Data entries
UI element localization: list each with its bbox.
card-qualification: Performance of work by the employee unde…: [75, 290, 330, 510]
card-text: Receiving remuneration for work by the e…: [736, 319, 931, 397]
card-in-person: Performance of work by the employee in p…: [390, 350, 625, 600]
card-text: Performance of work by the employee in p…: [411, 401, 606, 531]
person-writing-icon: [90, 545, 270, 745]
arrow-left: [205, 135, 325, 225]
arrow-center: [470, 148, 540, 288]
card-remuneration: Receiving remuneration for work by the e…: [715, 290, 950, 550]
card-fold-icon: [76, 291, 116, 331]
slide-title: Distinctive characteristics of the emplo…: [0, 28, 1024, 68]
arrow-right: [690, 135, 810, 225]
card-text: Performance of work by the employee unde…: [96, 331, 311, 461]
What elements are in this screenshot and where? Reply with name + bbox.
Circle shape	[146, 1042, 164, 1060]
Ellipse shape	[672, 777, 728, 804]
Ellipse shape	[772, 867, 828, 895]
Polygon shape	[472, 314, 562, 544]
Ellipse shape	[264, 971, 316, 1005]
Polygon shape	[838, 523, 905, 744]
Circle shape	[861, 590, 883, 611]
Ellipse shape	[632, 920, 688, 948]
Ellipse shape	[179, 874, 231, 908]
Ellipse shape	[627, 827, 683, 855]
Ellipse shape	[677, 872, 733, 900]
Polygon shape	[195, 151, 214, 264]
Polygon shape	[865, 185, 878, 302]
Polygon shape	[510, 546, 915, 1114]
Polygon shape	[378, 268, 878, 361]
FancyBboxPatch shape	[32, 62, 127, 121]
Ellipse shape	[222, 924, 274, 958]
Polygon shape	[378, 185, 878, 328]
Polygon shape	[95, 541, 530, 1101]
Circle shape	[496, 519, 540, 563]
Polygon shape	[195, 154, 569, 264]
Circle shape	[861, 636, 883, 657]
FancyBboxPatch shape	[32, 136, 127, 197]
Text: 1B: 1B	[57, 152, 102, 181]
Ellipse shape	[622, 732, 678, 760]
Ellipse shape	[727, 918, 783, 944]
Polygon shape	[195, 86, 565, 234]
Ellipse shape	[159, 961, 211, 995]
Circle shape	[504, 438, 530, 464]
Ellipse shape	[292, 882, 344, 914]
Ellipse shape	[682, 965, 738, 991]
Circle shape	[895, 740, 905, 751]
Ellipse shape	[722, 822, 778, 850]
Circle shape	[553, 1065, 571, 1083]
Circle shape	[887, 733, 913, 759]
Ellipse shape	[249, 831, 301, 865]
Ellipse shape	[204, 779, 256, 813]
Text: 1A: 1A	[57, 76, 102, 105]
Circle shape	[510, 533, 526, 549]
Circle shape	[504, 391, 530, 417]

**EXERCISE**.
Recast every line of the entries above as a Markdown table with the columns "Row" and "Text", numbering the rows in order and leaving out blank lines.

**SOLUTION**.
| Row | Text |
|---|---|
| 1 | UI element localization: list each with its bbox. |
| 2 | card-qualification: Performance of work by the employee unde…: [75, 290, 330, 510] |
| 3 | card-text: Receiving remuneration for work by the e…: [736, 319, 931, 397] |
| 4 | card-in-person: Performance of work by the employee in p…: [390, 350, 625, 600] |
| 5 | card-text: Performance of work by the employee in p…: [411, 401, 606, 531] |
| 6 | person-writing-icon: [90, 545, 270, 745] |
| 7 | arrow-left: [205, 135, 325, 225] |
| 8 | arrow-center: [470, 148, 540, 288] |
| 9 | card-remuneration: Receiving remuneration for work by the e…: [715, 290, 950, 550] |
| 10 | card-fold-icon: [76, 291, 116, 331] |
| 11 | slide-title: Distinctive characteristics of the emplo…: [0, 28, 1024, 68] |
| 12 | arrow-right: [690, 135, 810, 225] |
| 13 | card-text: Performance of work by the employee unde…: [96, 331, 311, 461] |
| 14 | What elements are in this screenshot and where? Reply with name + bbox. |
| 15 | Circle shape	[146, 1042, 164, 1060] |
| 16 | Ellipse shape	[672, 777, 728, 804] |
| 17 | Ellipse shape	[772, 867, 828, 895] |
| 18 | Polygon shape	[472, 314, 562, 544] |
| 19 | Ellipse shape	[264, 971, 316, 1005] |
| 20 | Polygon shape	[838, 523, 905, 744] |
| 21 | Circle shape	[861, 590, 883, 611] |
| 22 | Ellipse shape	[632, 920, 688, 948] |
| 23 | Ellipse shape	[179, 874, 231, 908] |
| 24 | Ellipse shape	[627, 827, 683, 855] |
| 25 | Ellipse shape	[677, 872, 733, 900] |
| 26 | Polygon shape	[195, 151, 214, 264] |
| 27 | Polygon shape	[865, 185, 878, 302] |
| 28 | Polygon shape	[510, 546, 915, 1114] |
| 29 | Polygon shape	[378, 268, 878, 361] |
| 30 | FancyBboxPatch shape	[32, 62, 127, 121] |
| 31 | Ellipse shape	[222, 924, 274, 958] |
| 32 | Polygon shape	[378, 185, 878, 328] |
| 33 | Polygon shape	[95, 541, 530, 1101] |
| 34 | Circle shape	[496, 519, 540, 563] |
| 35 | Polygon shape	[195, 154, 569, 264] |
| 36 | Circle shape	[861, 636, 883, 657] |
| 37 | FancyBboxPatch shape	[32, 136, 127, 197] |
| 38 | Text: 1B: 1B	[57, 152, 102, 181] |
| 39 | Ellipse shape	[622, 732, 678, 760] |
| 40 | Ellipse shape	[727, 918, 783, 944] |
| 41 | Polygon shape	[195, 86, 565, 234] |
| 42 | Ellipse shape	[159, 961, 211, 995] |
| 43 | Circle shape	[504, 438, 530, 464] |
| 44 | Ellipse shape	[292, 882, 344, 914] |
| 45 | Ellipse shape	[682, 965, 738, 991] |
| 46 | Circle shape	[895, 740, 905, 751] |
| 47 | Ellipse shape	[722, 822, 778, 850] |
| 48 | Circle shape	[553, 1065, 571, 1083] |
| 49 | Circle shape	[887, 733, 913, 759] |
| 50 | Ellipse shape	[249, 831, 301, 865] |
| 51 | Ellipse shape	[204, 779, 256, 813] |
| 52 | Text: 1A: 1A	[57, 76, 102, 105] |
| 53 | Circle shape	[510, 533, 526, 549] |
| 54 | Circle shape	[504, 391, 530, 417] |